Stated goal -> Copy out the entries in full and with complete accuracy; pictures are excluded.

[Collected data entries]
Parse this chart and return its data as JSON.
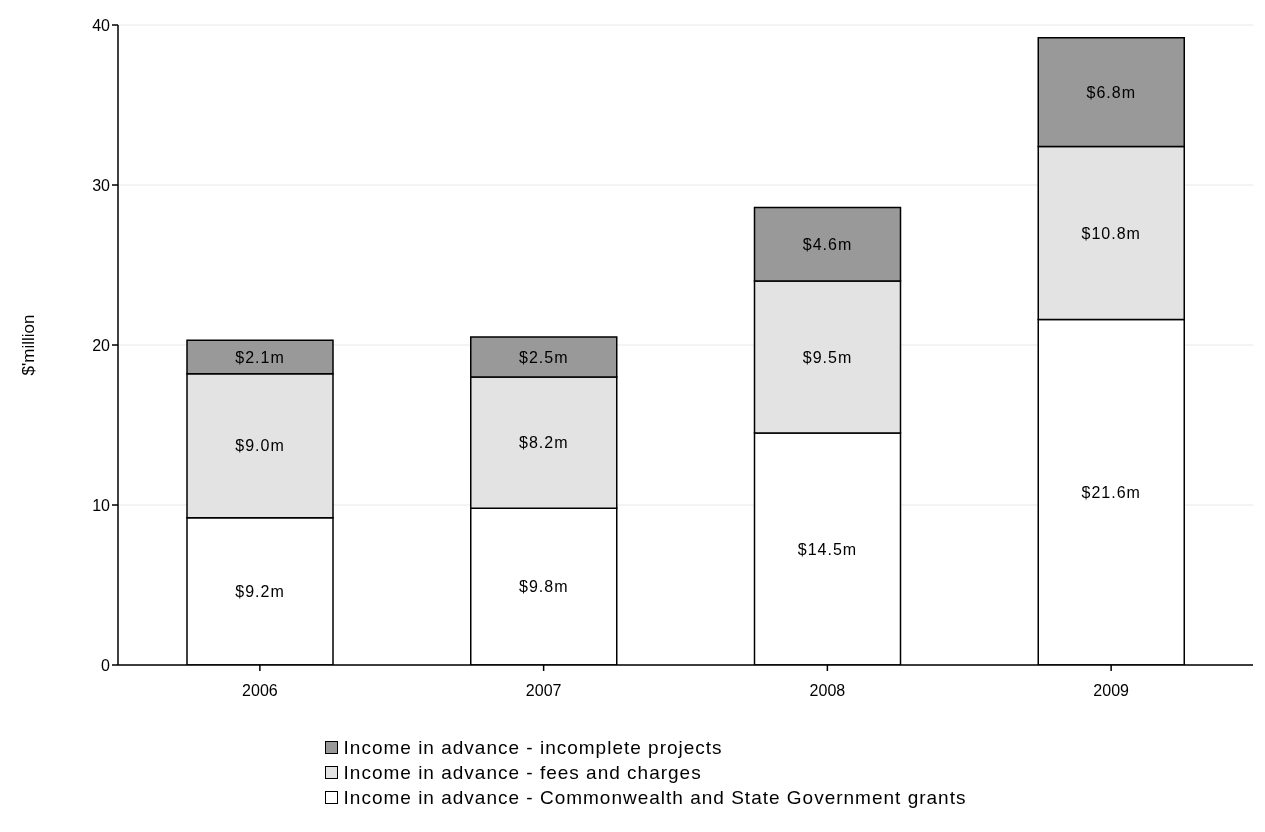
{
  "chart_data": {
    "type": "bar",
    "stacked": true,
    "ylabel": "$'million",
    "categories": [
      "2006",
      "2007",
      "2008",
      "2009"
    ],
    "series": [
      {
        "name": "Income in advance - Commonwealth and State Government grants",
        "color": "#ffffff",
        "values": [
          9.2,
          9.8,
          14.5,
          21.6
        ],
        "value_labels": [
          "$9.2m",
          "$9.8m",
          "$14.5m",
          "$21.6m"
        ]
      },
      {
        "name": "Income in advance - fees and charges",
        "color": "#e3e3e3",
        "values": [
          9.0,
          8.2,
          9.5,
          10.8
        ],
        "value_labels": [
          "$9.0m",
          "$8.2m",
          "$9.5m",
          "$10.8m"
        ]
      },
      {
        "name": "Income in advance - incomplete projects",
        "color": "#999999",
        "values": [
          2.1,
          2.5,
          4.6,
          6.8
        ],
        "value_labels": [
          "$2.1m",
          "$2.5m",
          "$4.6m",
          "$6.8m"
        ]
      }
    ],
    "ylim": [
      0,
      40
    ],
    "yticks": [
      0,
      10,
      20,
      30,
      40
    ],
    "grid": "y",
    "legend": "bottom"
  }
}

Expected answer ->
Parse this chart and return its data as JSON.
{
  "chart_data": {
    "type": "bar",
    "stacked": true,
    "ylabel": "$'million",
    "categories": [
      "2006",
      "2007",
      "2008",
      "2009"
    ],
    "series": [
      {
        "name": "Income in advance - Commonwealth and State Government grants",
        "color": "#ffffff",
        "values": [
          9.2,
          9.8,
          14.5,
          21.6
        ],
        "value_labels": [
          "$9.2m",
          "$9.8m",
          "$14.5m",
          "$21.6m"
        ]
      },
      {
        "name": "Income in advance - fees and charges",
        "color": "#e3e3e3",
        "values": [
          9.0,
          8.2,
          9.5,
          10.8
        ],
        "value_labels": [
          "$9.0m",
          "$8.2m",
          "$9.5m",
          "$10.8m"
        ]
      },
      {
        "name": "Income in advance - incomplete projects",
        "color": "#999999",
        "values": [
          2.1,
          2.5,
          4.6,
          6.8
        ],
        "value_labels": [
          "$2.1m",
          "$2.5m",
          "$4.6m",
          "$6.8m"
        ]
      }
    ],
    "ylim": [
      0,
      40
    ],
    "yticks": [
      0,
      10,
      20,
      30,
      40
    ],
    "grid": "y",
    "legend": "bottom"
  }
}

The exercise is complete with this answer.